Figure dataset records

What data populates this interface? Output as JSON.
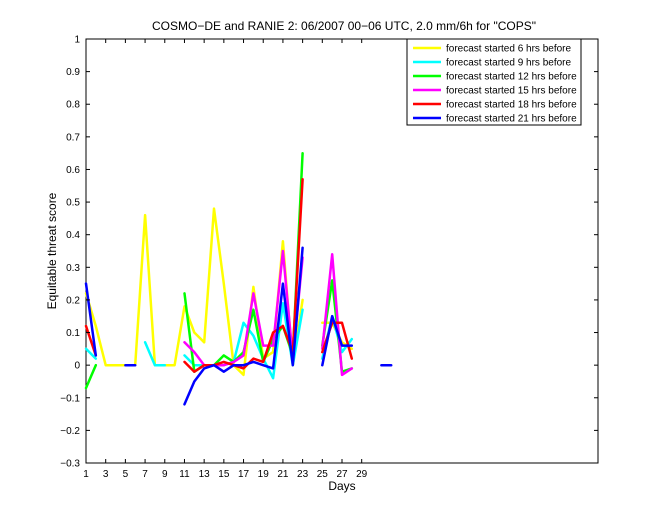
{
  "chart_data": {
    "type": "line",
    "title": "COSMO−DE and RANIE 2: 06/2007 00−06 UTC, 2.0 mm/6h for \"COPS\"",
    "xlabel": "Days",
    "ylabel": "Equitable threat score",
    "xlim": [
      1,
      53
    ],
    "ylim": [
      -0.3,
      1
    ],
    "xticks": [
      1,
      3,
      5,
      7,
      9,
      11,
      13,
      15,
      17,
      19,
      21,
      23,
      25,
      27,
      29
    ],
    "yticks": [
      -0.3,
      -0.2,
      -0.1,
      0,
      0.1,
      0.2,
      0.3,
      0.4,
      0.5,
      0.6,
      0.7,
      0.8,
      0.9,
      1
    ],
    "ytick_labels": [
      "−0.3",
      "−0.2",
      "−0.1",
      "0",
      "0.1",
      "0.2",
      "0.3",
      "0.4",
      "0.5",
      "0.6",
      "0.7",
      "0.8",
      "0.9",
      "1"
    ],
    "legend_position": "top-right",
    "series": [
      {
        "name": "forecast started 6 hrs before",
        "color": "#ffff00",
        "points": [
          [
            1,
            0.22
          ],
          [
            2,
            0.12
          ],
          [
            3,
            0.0
          ],
          [
            4,
            0.0
          ],
          [
            5,
            0.0
          ],
          [
            6,
            0.0
          ],
          [
            7,
            0.46
          ],
          [
            8,
            0.0
          ],
          [
            9,
            0.0
          ],
          [
            10,
            0.0
          ],
          [
            11,
            0.18
          ],
          [
            12,
            0.1
          ],
          [
            13,
            0.07
          ],
          [
            14,
            0.48
          ],
          [
            15,
            0.25
          ],
          [
            16,
            0.0
          ],
          [
            17,
            -0.03
          ],
          [
            18,
            0.24
          ],
          [
            19,
            0.02
          ],
          [
            20,
            0.04
          ],
          [
            21,
            0.38
          ],
          [
            22,
            0.0
          ],
          [
            23,
            0.2
          ],
          null,
          [
            25,
            0.13
          ],
          [
            26,
            0.13
          ],
          [
            27,
            0.07
          ],
          [
            28,
            0.05
          ]
        ]
      },
      {
        "name": "forecast started 9 hrs before",
        "color": "#00ffff",
        "points": [
          [
            1,
            0.05
          ],
          [
            2,
            0.02
          ],
          null,
          [
            7,
            0.07
          ],
          [
            8,
            0.0
          ],
          [
            9,
            0.0
          ],
          null,
          [
            11,
            0.03
          ],
          [
            12,
            0.0
          ],
          [
            13,
            0.0
          ],
          [
            14,
            0.0
          ],
          [
            15,
            0.0
          ],
          [
            16,
            0.01
          ],
          [
            17,
            0.13
          ],
          [
            18,
            0.09
          ],
          [
            19,
            0.02
          ],
          [
            20,
            -0.04
          ],
          [
            21,
            0.19
          ],
          [
            22,
            0.0
          ],
          [
            23,
            0.17
          ],
          null,
          [
            25,
            0.02
          ],
          [
            26,
            0.15
          ],
          [
            27,
            0.04
          ],
          [
            28,
            0.08
          ]
        ]
      },
      {
        "name": "forecast started 12 hrs before",
        "color": "#00ff00",
        "points": [
          [
            1,
            -0.07
          ],
          [
            2,
            0.0
          ],
          null,
          [
            11,
            0.22
          ],
          [
            12,
            -0.02
          ],
          [
            13,
            0.0
          ],
          [
            14,
            0.0
          ],
          [
            15,
            0.03
          ],
          [
            16,
            0.01
          ],
          [
            17,
            0.04
          ],
          [
            18,
            0.17
          ],
          [
            19,
            0.01
          ],
          [
            20,
            0.08
          ],
          [
            21,
            0.12
          ],
          [
            22,
            0.03
          ],
          [
            23,
            0.65
          ],
          null,
          [
            25,
            0.06
          ],
          [
            26,
            0.26
          ],
          [
            27,
            -0.02
          ],
          [
            28,
            -0.01
          ]
        ]
      },
      {
        "name": "forecast started 15 hrs before",
        "color": "#ff00ff",
        "points": [
          [
            11,
            0.07
          ],
          [
            12,
            0.04
          ],
          [
            13,
            0.0
          ],
          [
            14,
            0.0
          ],
          [
            15,
            0.0
          ],
          [
            16,
            0.01
          ],
          [
            17,
            0.03
          ],
          [
            18,
            0.22
          ],
          [
            19,
            0.06
          ],
          [
            20,
            0.06
          ],
          [
            21,
            0.35
          ],
          [
            22,
            0.02
          ],
          [
            23,
            0.33
          ],
          null,
          [
            25,
            0.05
          ],
          [
            26,
            0.34
          ],
          [
            27,
            -0.03
          ],
          [
            28,
            -0.01
          ]
        ]
      },
      {
        "name": "forecast started 18 hrs before",
        "color": "#ff0000",
        "points": [
          [
            1,
            0.12
          ],
          [
            2,
            0.03
          ],
          null,
          [
            11,
            0.01
          ],
          [
            12,
            -0.02
          ],
          [
            13,
            0.0
          ],
          [
            14,
            0.0
          ],
          [
            15,
            0.01
          ],
          [
            16,
            0.0
          ],
          [
            17,
            -0.01
          ],
          [
            18,
            0.02
          ],
          [
            19,
            0.01
          ],
          [
            20,
            0.1
          ],
          [
            21,
            0.12
          ],
          [
            22,
            0.04
          ],
          [
            23,
            0.57
          ],
          null,
          [
            25,
            0.04
          ],
          [
            26,
            0.13
          ],
          [
            27,
            0.13
          ],
          [
            28,
            0.02
          ]
        ]
      },
      {
        "name": "forecast started 21 hrs before",
        "color": "#0000ff",
        "points": [
          [
            1,
            0.25
          ],
          [
            2,
            0.03
          ],
          null,
          [
            5,
            0.0
          ],
          [
            6,
            0.0
          ],
          null,
          [
            11,
            -0.12
          ],
          [
            12,
            -0.05
          ],
          [
            13,
            -0.01
          ],
          [
            14,
            0.0
          ],
          [
            15,
            -0.02
          ],
          [
            16,
            0.0
          ],
          [
            17,
            0.0
          ],
          [
            18,
            0.01
          ],
          [
            19,
            0.0
          ],
          [
            20,
            -0.01
          ],
          [
            21,
            0.25
          ],
          [
            22,
            0.0
          ],
          [
            23,
            0.36
          ],
          null,
          [
            25,
            0.0
          ],
          [
            26,
            0.15
          ],
          [
            27,
            0.06
          ],
          [
            28,
            0.06
          ],
          null,
          [
            31,
            0.0
          ],
          [
            32,
            0.0
          ]
        ]
      }
    ]
  }
}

Set task » Repeat the material above in full and unchanged, minus its images.

Result »
What data populates this interface? Output as JSON.
{
  "chart_data": {
    "type": "line",
    "title": "COSMO−DE and RANIE 2: 06/2007 00−06 UTC, 2.0 mm/6h for \"COPS\"",
    "xlabel": "Days",
    "ylabel": "Equitable threat score",
    "xlim": [
      1,
      53
    ],
    "ylim": [
      -0.3,
      1
    ],
    "xticks": [
      1,
      3,
      5,
      7,
      9,
      11,
      13,
      15,
      17,
      19,
      21,
      23,
      25,
      27,
      29
    ],
    "yticks": [
      -0.3,
      -0.2,
      -0.1,
      0,
      0.1,
      0.2,
      0.3,
      0.4,
      0.5,
      0.6,
      0.7,
      0.8,
      0.9,
      1
    ],
    "ytick_labels": [
      "−0.3",
      "−0.2",
      "−0.1",
      "0",
      "0.1",
      "0.2",
      "0.3",
      "0.4",
      "0.5",
      "0.6",
      "0.7",
      "0.8",
      "0.9",
      "1"
    ],
    "legend_position": "top-right",
    "series": [
      {
        "name": "forecast started 6 hrs before",
        "color": "#ffff00",
        "points": [
          [
            1,
            0.22
          ],
          [
            2,
            0.12
          ],
          [
            3,
            0.0
          ],
          [
            4,
            0.0
          ],
          [
            5,
            0.0
          ],
          [
            6,
            0.0
          ],
          [
            7,
            0.46
          ],
          [
            8,
            0.0
          ],
          [
            9,
            0.0
          ],
          [
            10,
            0.0
          ],
          [
            11,
            0.18
          ],
          [
            12,
            0.1
          ],
          [
            13,
            0.07
          ],
          [
            14,
            0.48
          ],
          [
            15,
            0.25
          ],
          [
            16,
            0.0
          ],
          [
            17,
            -0.03
          ],
          [
            18,
            0.24
          ],
          [
            19,
            0.02
          ],
          [
            20,
            0.04
          ],
          [
            21,
            0.38
          ],
          [
            22,
            0.0
          ],
          [
            23,
            0.2
          ],
          null,
          [
            25,
            0.13
          ],
          [
            26,
            0.13
          ],
          [
            27,
            0.07
          ],
          [
            28,
            0.05
          ]
        ]
      },
      {
        "name": "forecast started 9 hrs before",
        "color": "#00ffff",
        "points": [
          [
            1,
            0.05
          ],
          [
            2,
            0.02
          ],
          null,
          [
            7,
            0.07
          ],
          [
            8,
            0.0
          ],
          [
            9,
            0.0
          ],
          null,
          [
            11,
            0.03
          ],
          [
            12,
            0.0
          ],
          [
            13,
            0.0
          ],
          [
            14,
            0.0
          ],
          [
            15,
            0.0
          ],
          [
            16,
            0.01
          ],
          [
            17,
            0.13
          ],
          [
            18,
            0.09
          ],
          [
            19,
            0.02
          ],
          [
            20,
            -0.04
          ],
          [
            21,
            0.19
          ],
          [
            22,
            0.0
          ],
          [
            23,
            0.17
          ],
          null,
          [
            25,
            0.02
          ],
          [
            26,
            0.15
          ],
          [
            27,
            0.04
          ],
          [
            28,
            0.08
          ]
        ]
      },
      {
        "name": "forecast started 12 hrs before",
        "color": "#00ff00",
        "points": [
          [
            1,
            -0.07
          ],
          [
            2,
            0.0
          ],
          null,
          [
            11,
            0.22
          ],
          [
            12,
            -0.02
          ],
          [
            13,
            0.0
          ],
          [
            14,
            0.0
          ],
          [
            15,
            0.03
          ],
          [
            16,
            0.01
          ],
          [
            17,
            0.04
          ],
          [
            18,
            0.17
          ],
          [
            19,
            0.01
          ],
          [
            20,
            0.08
          ],
          [
            21,
            0.12
          ],
          [
            22,
            0.03
          ],
          [
            23,
            0.65
          ],
          null,
          [
            25,
            0.06
          ],
          [
            26,
            0.26
          ],
          [
            27,
            -0.02
          ],
          [
            28,
            -0.01
          ]
        ]
      },
      {
        "name": "forecast started 15 hrs before",
        "color": "#ff00ff",
        "points": [
          [
            11,
            0.07
          ],
          [
            12,
            0.04
          ],
          [
            13,
            0.0
          ],
          [
            14,
            0.0
          ],
          [
            15,
            0.0
          ],
          [
            16,
            0.01
          ],
          [
            17,
            0.03
          ],
          [
            18,
            0.22
          ],
          [
            19,
            0.06
          ],
          [
            20,
            0.06
          ],
          [
            21,
            0.35
          ],
          [
            22,
            0.02
          ],
          [
            23,
            0.33
          ],
          null,
          [
            25,
            0.05
          ],
          [
            26,
            0.34
          ],
          [
            27,
            -0.03
          ],
          [
            28,
            -0.01
          ]
        ]
      },
      {
        "name": "forecast started 18 hrs before",
        "color": "#ff0000",
        "points": [
          [
            1,
            0.12
          ],
          [
            2,
            0.03
          ],
          null,
          [
            11,
            0.01
          ],
          [
            12,
            -0.02
          ],
          [
            13,
            0.0
          ],
          [
            14,
            0.0
          ],
          [
            15,
            0.01
          ],
          [
            16,
            0.0
          ],
          [
            17,
            -0.01
          ],
          [
            18,
            0.02
          ],
          [
            19,
            0.01
          ],
          [
            20,
            0.1
          ],
          [
            21,
            0.12
          ],
          [
            22,
            0.04
          ],
          [
            23,
            0.57
          ],
          null,
          [
            25,
            0.04
          ],
          [
            26,
            0.13
          ],
          [
            27,
            0.13
          ],
          [
            28,
            0.02
          ]
        ]
      },
      {
        "name": "forecast started 21 hrs before",
        "color": "#0000ff",
        "points": [
          [
            1,
            0.25
          ],
          [
            2,
            0.03
          ],
          null,
          [
            5,
            0.0
          ],
          [
            6,
            0.0
          ],
          null,
          [
            11,
            -0.12
          ],
          [
            12,
            -0.05
          ],
          [
            13,
            -0.01
          ],
          [
            14,
            0.0
          ],
          [
            15,
            -0.02
          ],
          [
            16,
            0.0
          ],
          [
            17,
            0.0
          ],
          [
            18,
            0.01
          ],
          [
            19,
            0.0
          ],
          [
            20,
            -0.01
          ],
          [
            21,
            0.25
          ],
          [
            22,
            0.0
          ],
          [
            23,
            0.36
          ],
          null,
          [
            25,
            0.0
          ],
          [
            26,
            0.15
          ],
          [
            27,
            0.06
          ],
          [
            28,
            0.06
          ],
          null,
          [
            31,
            0.0
          ],
          [
            32,
            0.0
          ]
        ]
      }
    ]
  }
}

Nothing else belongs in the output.